**SOURCE DATA**
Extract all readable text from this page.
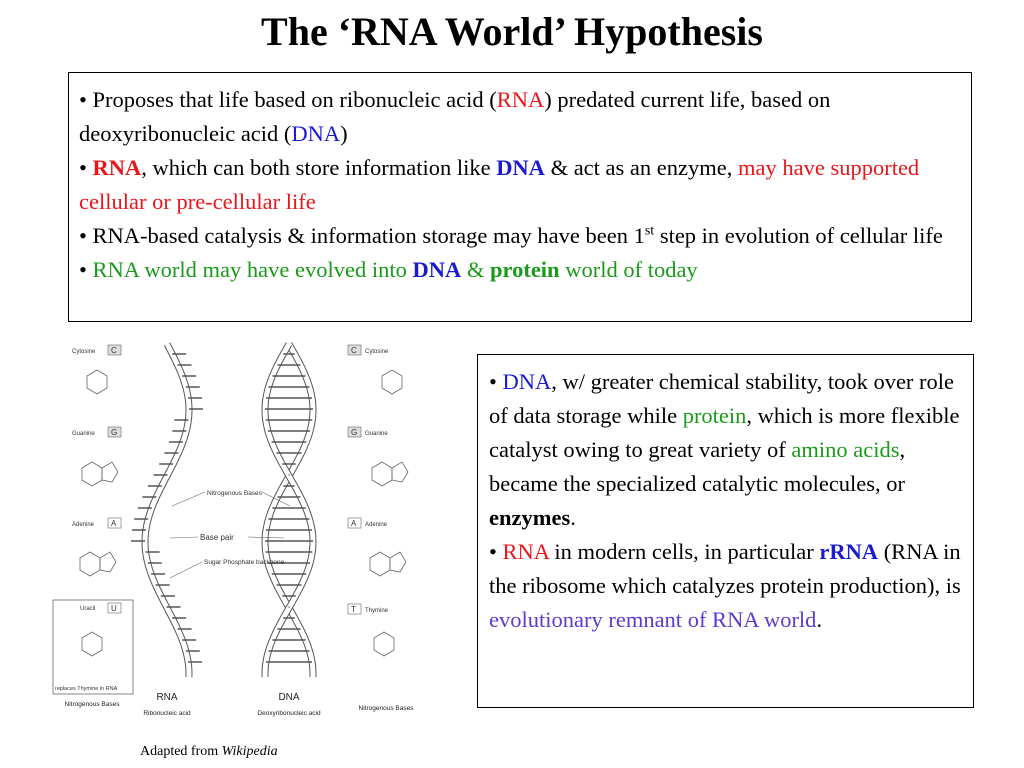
The ‘RNA World’ Hypothesis
• Proposes that life based on ribonucleic acid (RNA) predated current life, based on deoxyribonucleic acid (DNA)
• RNA, which can both store information like DNA & act as an enzyme, may have supported cellular or pre-cellular life
• RNA-based catalysis & information storage may have been 1st step in evolution of cellular life
• RNA world may have evolved into DNA & protein world of today
• DNA, w/ greater chemical stability, took over role of data storage while protein, which is more flexible catalyst owing to great variety of amino acids, became the specialized catalytic molecules, or enzymes.
• RNA in modern cells, in particular rRNA (RNA in the ribosome which catalyzes protein production), is evolutionary remnant of RNA world.
Cytosine C
Guanine G
Adenine A
Uracil U
replaces Thymine in RNA
C Cytosine
G Guanine
A Adenine
T Thymine
Nitrogenous Bases
Base pair
Sugar Phosphate backbone
RNA
Ribonucleic acid
DNA
Deoxyribonucleic acid
Nitrogenous Bases
Nitrogenous Bases
Adapted from Wikipedia
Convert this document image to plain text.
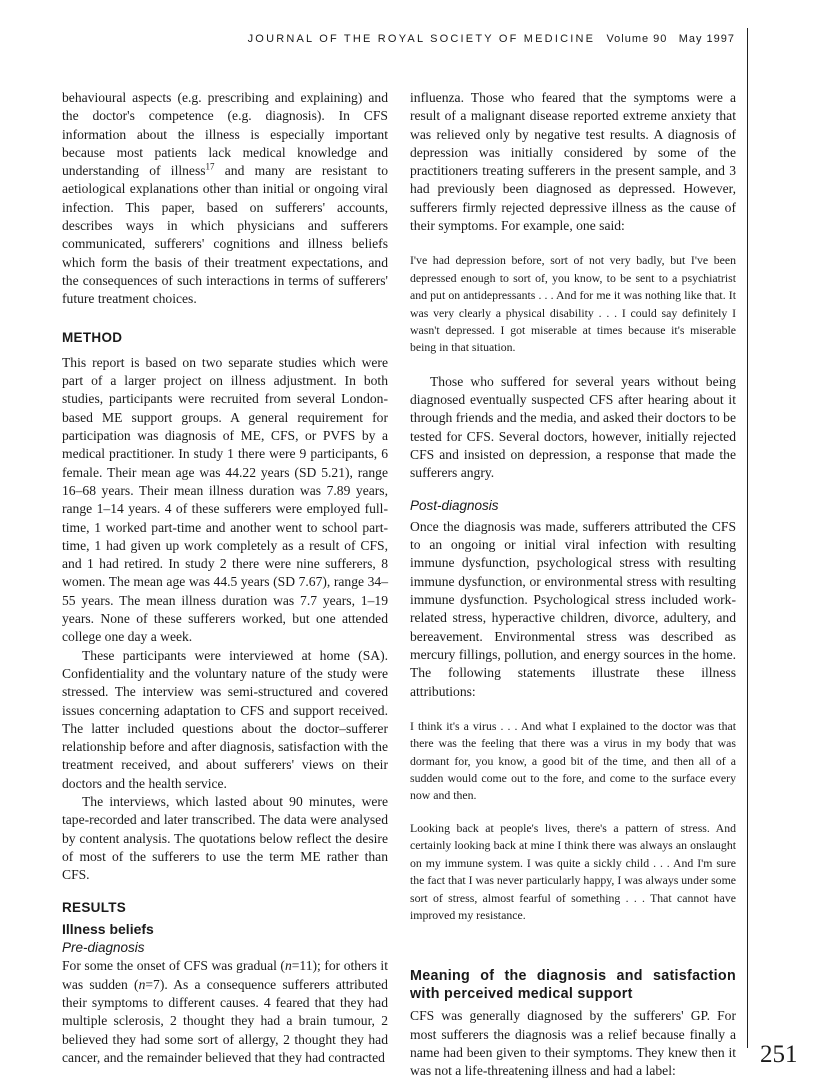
JOURNAL OF THE ROYAL SOCIETY OF MEDICINE Volume 90 May 1997
251

behavioural aspects (e.g. prescribing and explaining) and the doctor's competence (e.g. diagnosis). In CFS information about the illness is especially important because most patients lack medical knowledge and understanding of illness$^{17}$ and many are resistant to aetiological explanations other than initial or ongoing viral infection. This paper, based on sufferers' accounts, describes ways in which physicians and sufferers communicated, sufferers' cognitions and illness beliefs which form the basis of their treatment expectations, and the consequences of such interactions in terms of sufferers' future treatment choices.

METHOD

This report is based on two separate studies which were part of a larger project on illness adjustment. In both studies, participants were recruited from several London-based ME support groups. A general requirement for participation was diagnosis of ME, CFS, or PVFS by a medical practitioner. In study 1 there were 9 participants, 6 female. Their mean age was 44.22 years (SD 5.21), range 16–68 years. Their mean illness duration was 7.89 years, range 1–14 years. 4 of these sufferers were employed full-time, 1 worked part-time and another went to school part-time, 1 had given up work completely as a result of CFS, and 1 had retired. In study 2 there were nine sufferers, 8 women. The mean age was 44.5 years (SD 7.67), range 34–55 years. The mean illness duration was 7.7 years, 1–19 years. None of these sufferers worked, but one attended college one day a week.

These participants were interviewed at home (SA). Confidentiality and the voluntary nature of the study were stressed. The interview was semi-structured and covered issues concerning adaptation to CFS and support received. The latter included questions about the doctor–sufferer relationship before and after diagnosis, satisfaction with the treatment received, and about sufferers' views on their doctors and the health service.

The interviews, which lasted about 90 minutes, were tape-recorded and later transcribed. The data were analysed by content analysis. The quotations below reflect the desire of most of the sufferers to use the term ME rather than CFS.

RESULTS
Illness beliefs
Pre-diagnosis

For some the onset of CFS was gradual (n=11); for others it was sudden (n=7). As a consequence sufferers attributed their symptoms to different causes. 4 feared that they had multiple sclerosis, 2 thought they had a brain tumour, 2 believed they had some sort of allergy, 2 thought they had cancer, and the remainder believed that they had contracted

influenza. Those who feared that the symptoms were a result of a malignant disease reported extreme anxiety that was relieved only by negative test results. A diagnosis of depression was initially considered by some of the practitioners treating sufferers in the present sample, and 3 had previously been diagnosed as depressed. However, sufferers firmly rejected depressive illness as the cause of their symptoms. For example, one said:

I've had depression before, sort of not very badly, but I've been depressed enough to sort of, you know, to be sent to a psychiatrist and put on antidepressants . . . And for me it was nothing like that. It was very clearly a physical disability . . . I could say definitely I wasn't depressed. I got miserable at times because it's miserable being in that situation.

Those who suffered for several years without being diagnosed eventually suspected CFS after hearing about it through friends and the media, and asked their doctors to be tested for CFS. Several doctors, however, initially rejected CFS and insisted on depression, a response that made the sufferers angry.

Post-diagnosis

Once the diagnosis was made, sufferers attributed the CFS to an ongoing or initial viral infection with resulting immune dysfunction, psychological stress with resulting immune dysfunction, or environmental stress with resulting immune dysfunction. Psychological stress included work-related stress, hyperactive children, divorce, adultery, and bereavement. Environmental stress was described as mercury fillings, pollution, and energy sources in the home. The following statements illustrate these illness attributions:

I think it's a virus . . . And what I explained to the doctor was that there was the feeling that there was a virus in my body that was dormant for, you know, a good bit of the time, and then all of a sudden would come out to the fore, and come to the surface every now and then.

Looking back at people's lives, there's a pattern of stress. And certainly looking back at mine I think there was always an onslaught on my immune system. I was quite a sickly child . . . And I'm sure the fact that I was never particularly happy, I was always under some sort of stress, almost fearful of something . . . That cannot have improved my resistance.

Meaning of the diagnosis and satisfaction with perceived medical support

CFS was generally diagnosed by the sufferers' GP. For most sufferers the diagnosis was a relief because finally a name had been given to their symptoms. They knew then it was not a life-threatening illness and had a label:
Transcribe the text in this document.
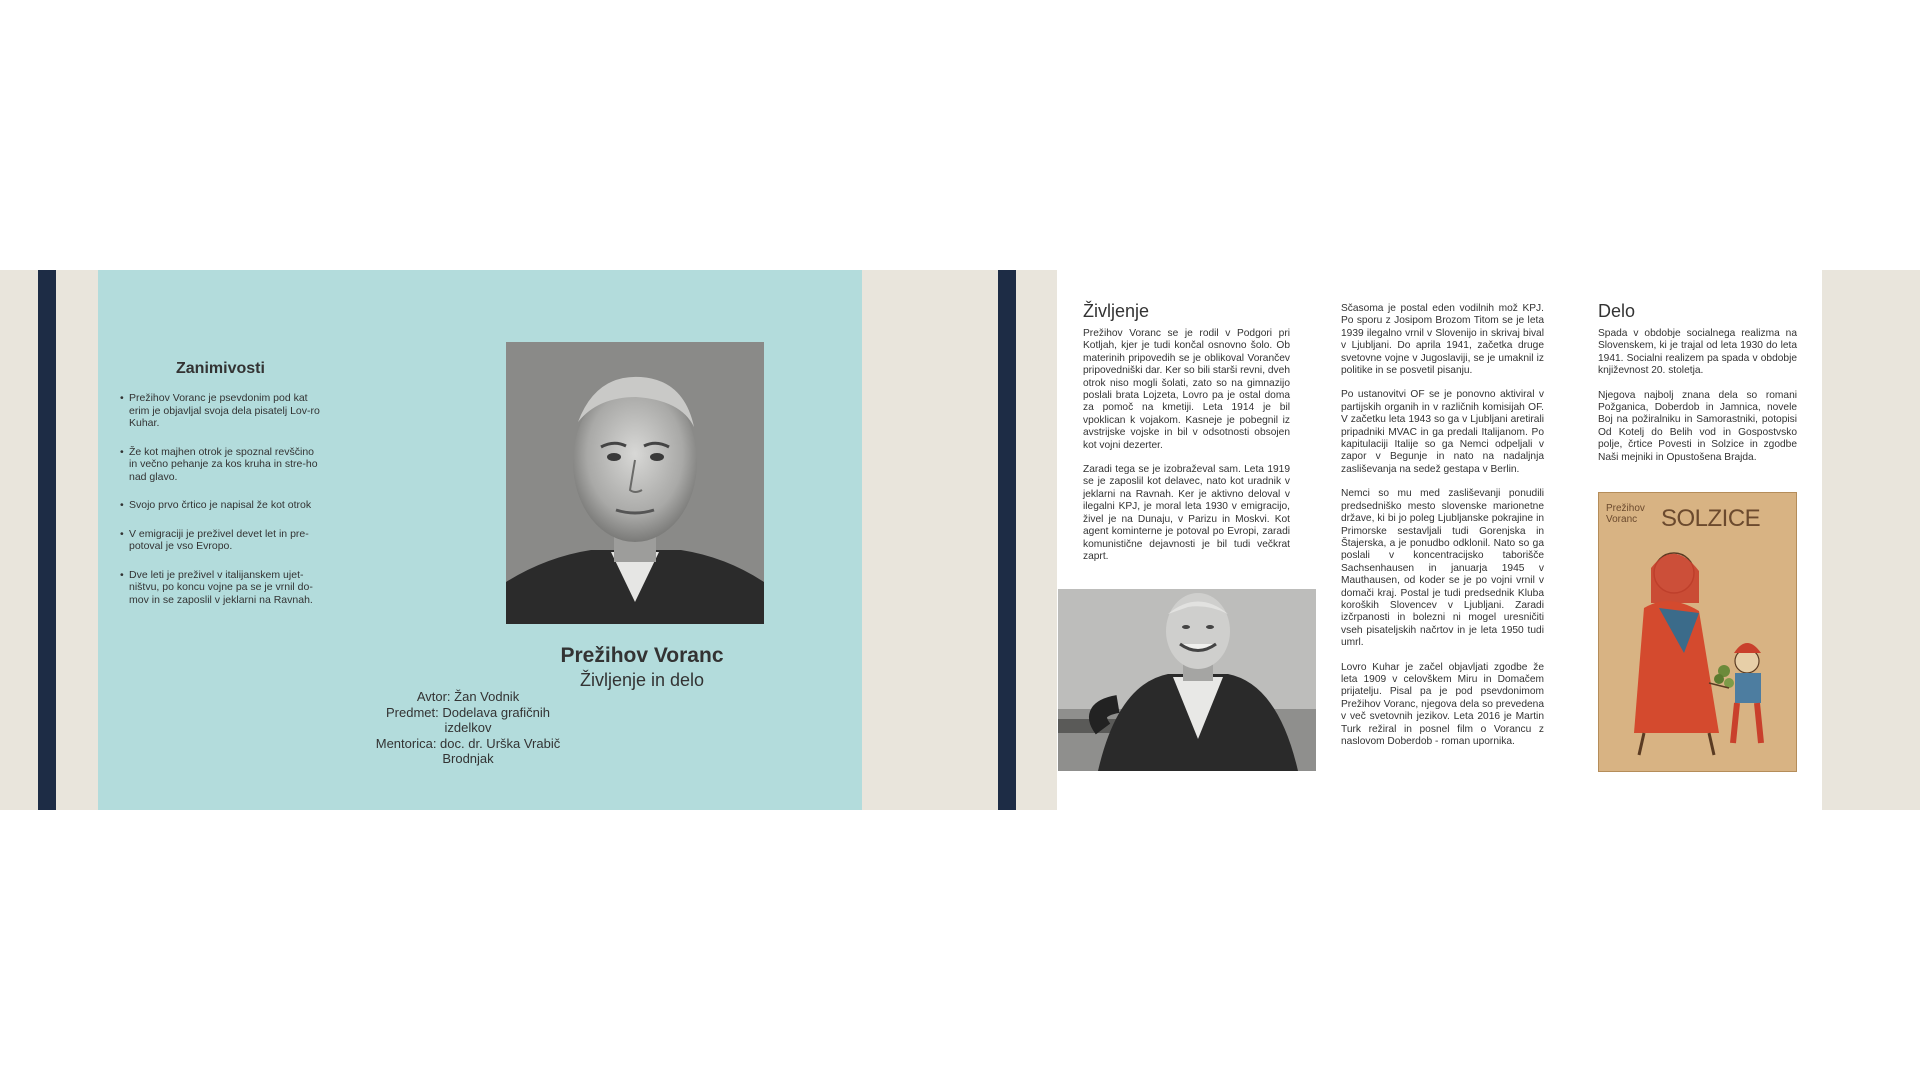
Zanimivosti
• Prežihov Voranc je psevdonim pod kat erim je objavljal svoja dela pisatelj Lov-ro Kuhar.
• Že kot majhen otrok je spoznal revščino in večno pehanje za kos kruha in stre-ho nad glavo.
• Svojo prvo črtico je napisal že kot otrok
• V emigraciji je preživel devet let in pre-potoval je vso Evropo.
• Dve leti je preživel v italijanskem ujet-ništvu, po koncu vojne pa se je vrnil do-mov in se zaposlil v jeklarni na Ravnah.
Avtor: Žan Vodnik
Predmet: Dodelava grafičnih izdelkov
Mentorica: doc. dr. Urška Vrabič Brodnjak
Prežihov Voranc
Življenje in delo
Življenje

Prežihov Voranc se je rodil v Podgori pri Kotljah, kjer je tudi končal osnovno šolo. Ob materinih pripovedih se je oblikoval Vorančev pripovedniški dar. Ker so bili starši revni, dveh otrok niso mogli šolati, zato so na gimnazijo poslali brata Lojzeta, Lovro pa je ostal doma za pomoč na kmetiji. Leta 1914 je bil vpoklican k vojakom. Kasneje je pobegnil iz avstrijske vojske in bil v odsotnosti obsojen kot vojni dezerter.

Zaradi tega se je izobraževal sam. Leta 1919 se je zaposlil kot delavec, nato kot uradnik v jeklarni na Ravnah. Ker je aktivno deloval v ilegalni KPJ, je moral leta 1930 v emigracijo, živel je na Dunaju, v Parizu in Moskvi. Kot agent kominterne je potoval po Evropi, zaradi komunistične dejavnosti je bil tudi večkrat zaprt.

Sčasoma je postal eden vodilnih mož KPJ. Po sporu z Josipom Brozom Titom se je leta 1939 ilegalno vrnil v Slovenijo in skrivaj bival v Ljubljani. Do aprila 1941, začetka druge svetovne vojne v Jugoslaviji, se je umaknil iz politike in se posvetil pisanju.

Po ustanovitvi OF se je ponovno aktiviral v partijskih organih in v različnih komisijah OF. V začetku leta 1943 so ga v Ljubljani aretirali pripadniki MVAC in ga predali Italijanom. Po kapitulaciji Italije so ga Nemci odpeljali v zapor v Begunje in nato na nadaljnja zasliševanja na sedež gestapa v Berlin.

Nemci so mu med zasliševanji ponudili predsedniško mesto slovenske marionetne države, ki bi jo poleg Ljubljanske pokrajine in Primorske sestavljali tudi Gorenjska in Štajerska, a je ponudbo odklonil. Nato so ga poslali v koncentracijsko taborišče Sachsenhausen in januarja 1945 v Mauthausen, od koder se je po vojni vrnil v domači kraj. Postal je tudi predsednik Kluba koroških Slovencev v Ljubljani. Zaradi izčrpanosti in bolezni ni mogel uresničiti vseh pisateljskih načrtov in je leta 1950 tudi umrl.

Lovro Kuhar je začel objavljati zgodbe že leta 1909 v celovškem Miru in Domačem prijatelju. Pisal pa je pod psevdonimom Prežihov Voranc, njegova dela so prevedena v več svetovnih jezikov. Leta 2016 je Martin Turk režiral in posnel film o Vorancu z naslovom Doberdob - roman upornika.

Delo

Spada v obdobje socialnega realizma na Slovenskem, ki je trajal od leta 1930 do leta 1941. Socialni realizem pa spada v obdobje književnost 20. stoletja.

Njegova najbolj znana dela so romani Požganica, Doberdob in Jamnica, novele Boj na požiralniku in Samorastniki, potopisi Od Kotelj do Belih vod in Gospostvsko polje, črtice Povesti in Solzice in zgodbe Naši mejniki in Opustošena Brajda.

Prežihov Voranc SOLZICE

**WHAT IS BEING ASKED**
Report how many lines of the records above contain the word "Prežihov", giving only the number.

**SOLUTION**
5